[REQUIRED TASK]: Please count the lines in the listing below where the word "Long" appears. Give the number only.

[SUPPLIED DATA]:
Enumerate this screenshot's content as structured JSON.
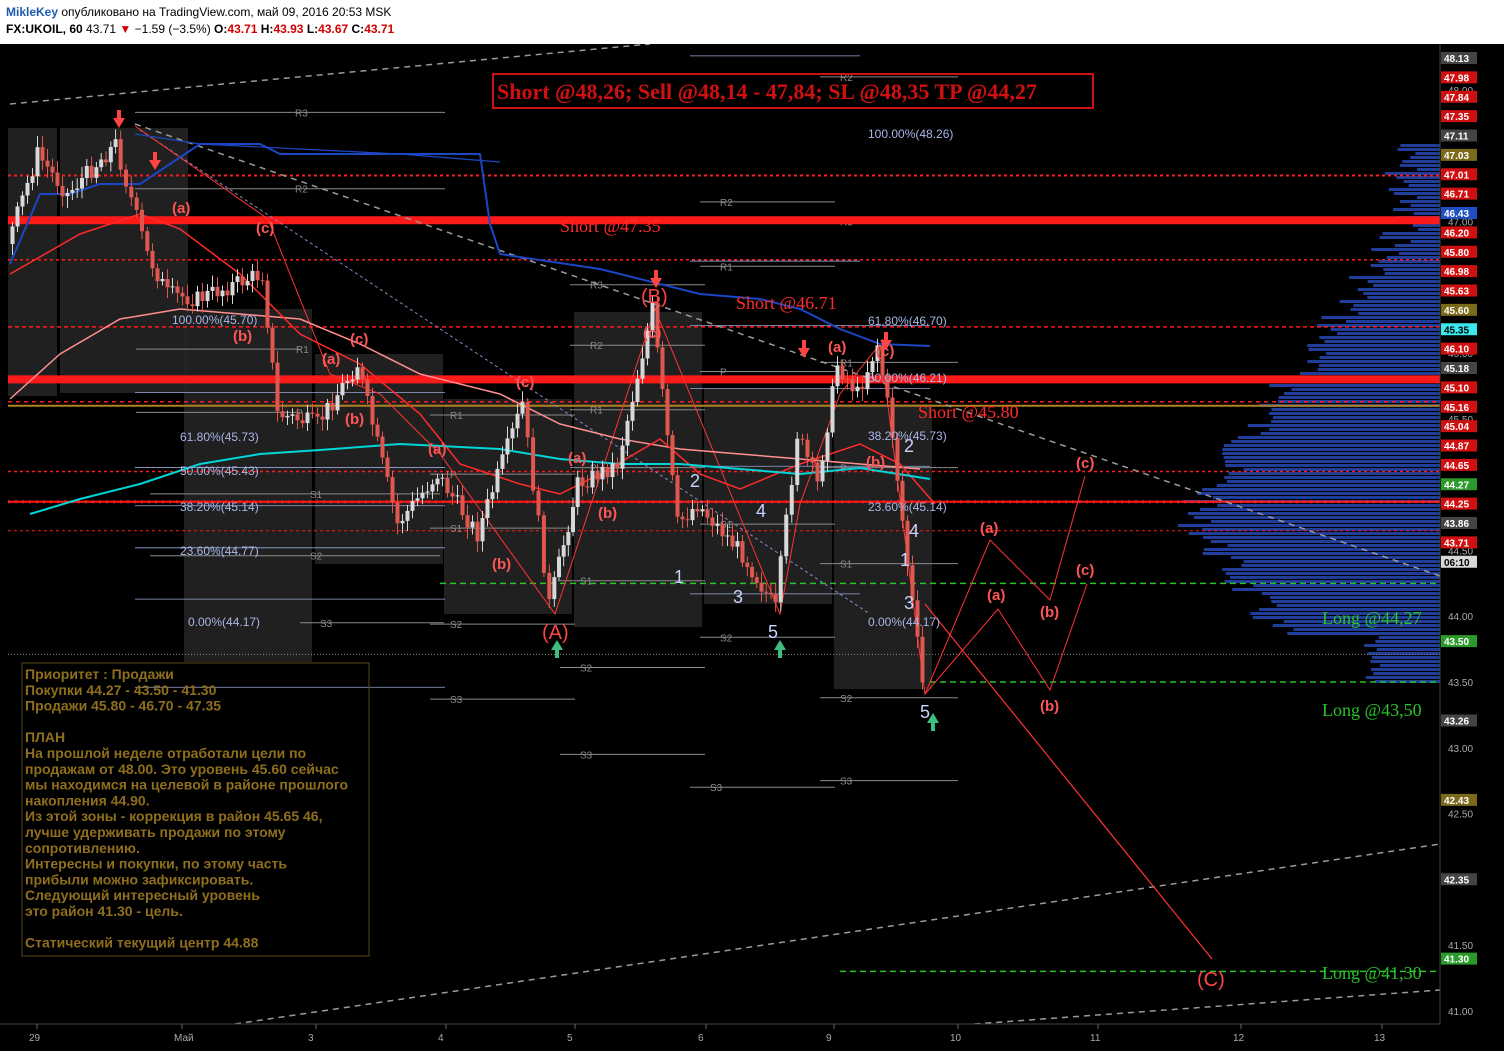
{
  "header": {
    "author": "MikleKey",
    "published": "опубликовано на TradingView.com, май 09, 2016 20:53 MSK",
    "symbol": "FX:UKOIL, 60",
    "last": "43.71",
    "change": "−1.59 (−3.5%)",
    "o_label": "O:",
    "o": "43.71",
    "h_label": "H:",
    "h": "43.93",
    "l_label": "L:",
    "l": "43.67",
    "c_label": "C:",
    "c": "43.71"
  },
  "colors": {
    "background": "#000000",
    "bull": "#d8d8d8",
    "bear": "#e0574f",
    "resistance": "#ff1a1a",
    "support": "#29c229",
    "fib": "#9aa7d8",
    "pivot": "#8a8a8a",
    "volume_profile": "#1f3d99",
    "ma_fast": "#ff2a2a",
    "ma_slow": "#ff8f8f",
    "ma_blue": "#1b46c4",
    "ma_cyan": "#00d5d8",
    "note_text": "#8f6f1c"
  },
  "chart_data": {
    "type": "line",
    "title": "Short @48,26; Sell @48,14 - 47,84; SL @48,35 TP @44,27",
    "ylim": [
      40.9,
      48.35
    ],
    "x_ticks": [
      "29",
      "Май",
      "3",
      "4",
      "5",
      "6",
      "9",
      "10",
      "11",
      "12",
      "13"
    ],
    "y_ticks": [
      "48.00",
      "47.50",
      "47.00",
      "46.50",
      "46.00",
      "45.50",
      "45.00",
      "44.50",
      "44.00",
      "43.50",
      "43.00",
      "42.50",
      "42.00",
      "41.50",
      "41.00"
    ],
    "price_tags": [
      {
        "v": "48.13",
        "bg": "#444444",
        "fg": "#ffffff"
      },
      {
        "v": "47.98",
        "bg": "#d01010",
        "fg": "#ffffff"
      },
      {
        "v": "47.84",
        "bg": "#d01010",
        "fg": "#ffffff"
      },
      {
        "v": "47.35",
        "bg": "#d01010",
        "fg": "#ffffff"
      },
      {
        "v": "47.11",
        "bg": "#444444",
        "fg": "#ffffff"
      },
      {
        "v": "47.03",
        "bg": "#7a6a1a",
        "fg": "#ffffff"
      },
      {
        "v": "47.01",
        "bg": "#d01010",
        "fg": "#ffffff"
      },
      {
        "v": "46.71",
        "bg": "#d01010",
        "fg": "#ffffff"
      },
      {
        "v": "46.43",
        "bg": "#1f4fc0",
        "fg": "#ffffff"
      },
      {
        "v": "46.20",
        "bg": "#d01010",
        "fg": "#ffffff"
      },
      {
        "v": "45.80",
        "bg": "#d01010",
        "fg": "#ffffff"
      },
      {
        "v": "46.98",
        "bg": "#d01010",
        "fg": "#ffffff"
      },
      {
        "v": "45.63",
        "bg": "#d01010",
        "fg": "#ffffff"
      },
      {
        "v": "45.60",
        "bg": "#7a6a1a",
        "fg": "#ffffff"
      },
      {
        "v": "45.35",
        "bg": "#3ae8ee",
        "fg": "#000000"
      },
      {
        "v": "46.10",
        "bg": "#d01010",
        "fg": "#ffffff"
      },
      {
        "v": "45.18",
        "bg": "#444444",
        "fg": "#ffffff"
      },
      {
        "v": "45.10",
        "bg": "#d01010",
        "fg": "#ffffff"
      },
      {
        "v": "45.16",
        "bg": "#d01010",
        "fg": "#ffffff"
      },
      {
        "v": "45.04",
        "bg": "#d01010",
        "fg": "#ffffff"
      },
      {
        "v": "44.87",
        "bg": "#d01010",
        "fg": "#ffffff"
      },
      {
        "v": "44.65",
        "bg": "#d01010",
        "fg": "#ffffff"
      },
      {
        "v": "44.27",
        "bg": "#2b9a2b",
        "fg": "#ffffff"
      },
      {
        "v": "44.25",
        "bg": "#d01010",
        "fg": "#ffffff"
      },
      {
        "v": "43.86",
        "bg": "#444444",
        "fg": "#ffffff"
      },
      {
        "v": "43.71",
        "bg": "#d01010",
        "fg": "#ffffff"
      },
      {
        "v": "06:10",
        "bg": "#d8d8d8",
        "fg": "#000000"
      },
      {
        "v": "43.50",
        "bg": "#2b9a2b",
        "fg": "#ffffff"
      },
      {
        "v": "43.26",
        "bg": "#444444",
        "fg": "#ffffff"
      },
      {
        "v": "42.43",
        "bg": "#7a6a1a",
        "fg": "#ffffff"
      },
      {
        "v": "42.35",
        "bg": "#444444",
        "fg": "#ffffff"
      },
      {
        "v": "41.30",
        "bg": "#2b9a2b",
        "fg": "#ffffff"
      }
    ],
    "levels": [
      {
        "label": "Short @47.35",
        "price": 46.3,
        "kind": "resistance"
      },
      {
        "label": "Short @46.71",
        "price": 45.45,
        "kind": "resistance"
      },
      {
        "label": "Short @45.80",
        "price": 44.55,
        "kind": "resistance"
      },
      {
        "label": "Long @44,27",
        "price": 43.05,
        "kind": "support"
      },
      {
        "label": "Long @43,50",
        "price": 42.3,
        "kind": "support"
      },
      {
        "label": "Long @41,30",
        "price": 40.5,
        "kind": "support"
      }
    ],
    "fib_left": [
      {
        "label": "100.00%(45.70)"
      },
      {
        "label": "61.80%(45.73)"
      },
      {
        "label": "50.00%(45.43)"
      },
      {
        "label": "38.20%(45.14)"
      },
      {
        "label": "23.60%(44.77)"
      },
      {
        "label": "0.00%(44.17)"
      }
    ],
    "fib_right": [
      {
        "label": "100.00%(48.26)"
      },
      {
        "label": "61.80%(46.70)"
      },
      {
        "label": "50.00%(46.21)"
      },
      {
        "label": "38.20%(45.73)"
      },
      {
        "label": "23.60%(45.14)"
      },
      {
        "label": "0.00%(44.17)"
      }
    ],
    "waves": {
      "A": "(A)",
      "B": "(B)",
      "C": "(C)",
      "a": "(a)",
      "b": "(b)",
      "c": "(c)",
      "n1": "1",
      "n2": "2",
      "n3": "3",
      "n4": "4",
      "n5": "5"
    },
    "pivots": {
      "R1": "R1",
      "R2": "R2",
      "R3": "R3",
      "P": "P",
      "S1": "S1",
      "S2": "S2",
      "S3": "S3"
    }
  },
  "note": {
    "lines": [
      "Приоритет : Продажи",
      "Покупки 44.27 - 43.50 - 41.30",
      "Продажи 45.80 - 46.70 - 47.35",
      "",
      "ПЛАН",
      "На прошлой неделе отработали цели по",
      "продажам от 48.00. Это уровень 45.60 сейчас",
      "мы находимся на целевой в районе прошлого",
      "накопления 44.90.",
      "Из этой зоны - коррекция в район 45.65 46,",
      "лучше удерживать продажи по этому",
      "сопротивлению.",
      "Интересны и покупки, по этому часть",
      "прибыли можно зафиксировать.",
      "Следующий интересный уровень",
      "это район 41.30 - цель.",
      "",
      "Статический текущий центр 44.88"
    ]
  }
}
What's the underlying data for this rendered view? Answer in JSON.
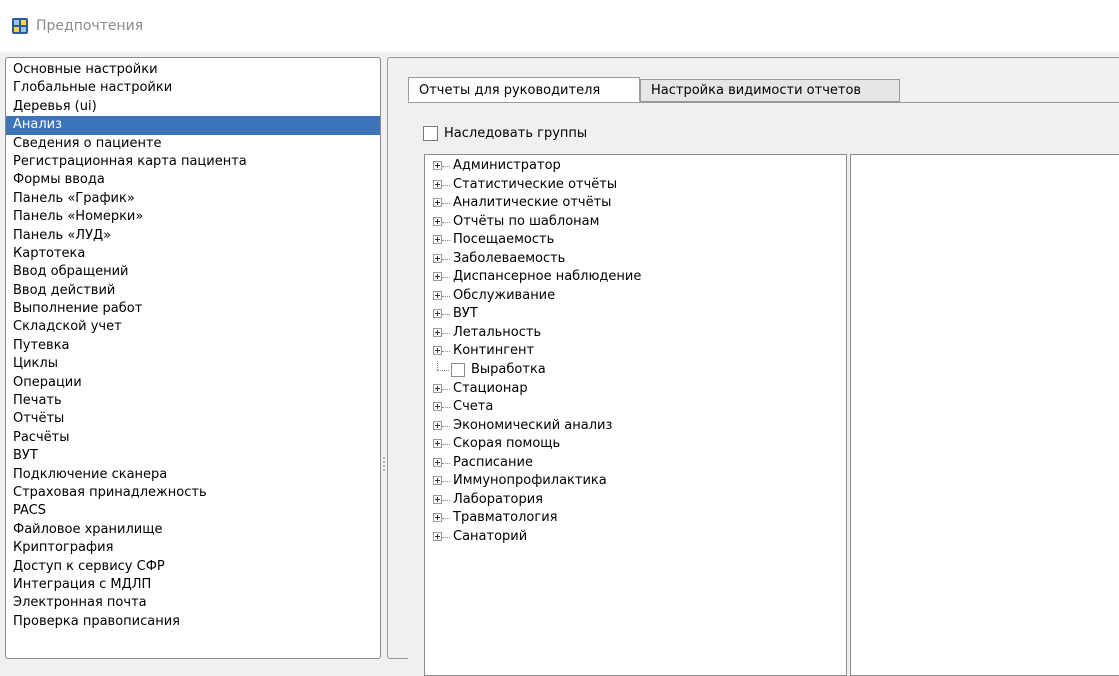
{
  "window": {
    "title": "Предпочтения",
    "icon": "app-icon"
  },
  "sidebar": {
    "items": [
      {
        "label": "Основные настройки"
      },
      {
        "label": "Глобальные настройки"
      },
      {
        "label": "Деревья (ui)"
      },
      {
        "label": "Анализ",
        "selected": true
      },
      {
        "label": "Сведения о пациенте"
      },
      {
        "label": "Регистрационная карта пациента"
      },
      {
        "label": "Формы ввода"
      },
      {
        "label": "Панель «График»"
      },
      {
        "label": "Панель «Номерки»"
      },
      {
        "label": "Панель «ЛУД»"
      },
      {
        "label": "Картотека"
      },
      {
        "label": "Ввод обращений"
      },
      {
        "label": "Ввод действий"
      },
      {
        "label": "Выполнение работ"
      },
      {
        "label": "Складской учет"
      },
      {
        "label": "Путевка"
      },
      {
        "label": "Циклы"
      },
      {
        "label": "Операции"
      },
      {
        "label": "Печать"
      },
      {
        "label": "Отчёты"
      },
      {
        "label": "Расчёты"
      },
      {
        "label": "ВУТ"
      },
      {
        "label": "Подключение сканера"
      },
      {
        "label": "Страховая принадлежность"
      },
      {
        "label": "PACS"
      },
      {
        "label": "Файловое хранилище"
      },
      {
        "label": "Криптография"
      },
      {
        "label": "Доступ к сервису СФР"
      },
      {
        "label": "Интеграция с МДЛП"
      },
      {
        "label": "Электронная почта"
      },
      {
        "label": "Проверка правописания"
      }
    ],
    "selected_color": "#3d73b8"
  },
  "tabs": [
    {
      "label": "Отчеты для руководителя",
      "active": true
    },
    {
      "label": "Настройка видимости отчетов",
      "active": false
    }
  ],
  "inherit_groups": {
    "label": "Наследовать группы",
    "checked": false
  },
  "tree": {
    "items": [
      {
        "label": "Администратор",
        "type": "expandable"
      },
      {
        "label": "Статистические отчёты",
        "type": "expandable"
      },
      {
        "label": "Аналитические отчёты",
        "type": "expandable"
      },
      {
        "label": "Отчёты по шаблонам",
        "type": "expandable"
      },
      {
        "label": "Посещаемость",
        "type": "expandable"
      },
      {
        "label": "Заболеваемость",
        "type": "expandable"
      },
      {
        "label": "Диспансерное наблюдение",
        "type": "expandable"
      },
      {
        "label": "Обслуживание",
        "type": "expandable"
      },
      {
        "label": "ВУТ",
        "type": "expandable"
      },
      {
        "label": "Летальность",
        "type": "expandable"
      },
      {
        "label": "Контингент",
        "type": "expandable"
      },
      {
        "label": "Выработка",
        "type": "leaf",
        "checked": false
      },
      {
        "label": "Стационар",
        "type": "expandable"
      },
      {
        "label": "Счета",
        "type": "expandable"
      },
      {
        "label": "Экономический анализ",
        "type": "expandable"
      },
      {
        "label": "Скорая помощь",
        "type": "expandable"
      },
      {
        "label": "Расписание",
        "type": "expandable"
      },
      {
        "label": "Иммунопрофилактика",
        "type": "expandable"
      },
      {
        "label": "Лаборатория",
        "type": "expandable"
      },
      {
        "label": "Травматология",
        "type": "expandable"
      },
      {
        "label": "Санаторий",
        "type": "expandable"
      }
    ]
  }
}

[TASK SOLUTION]: 3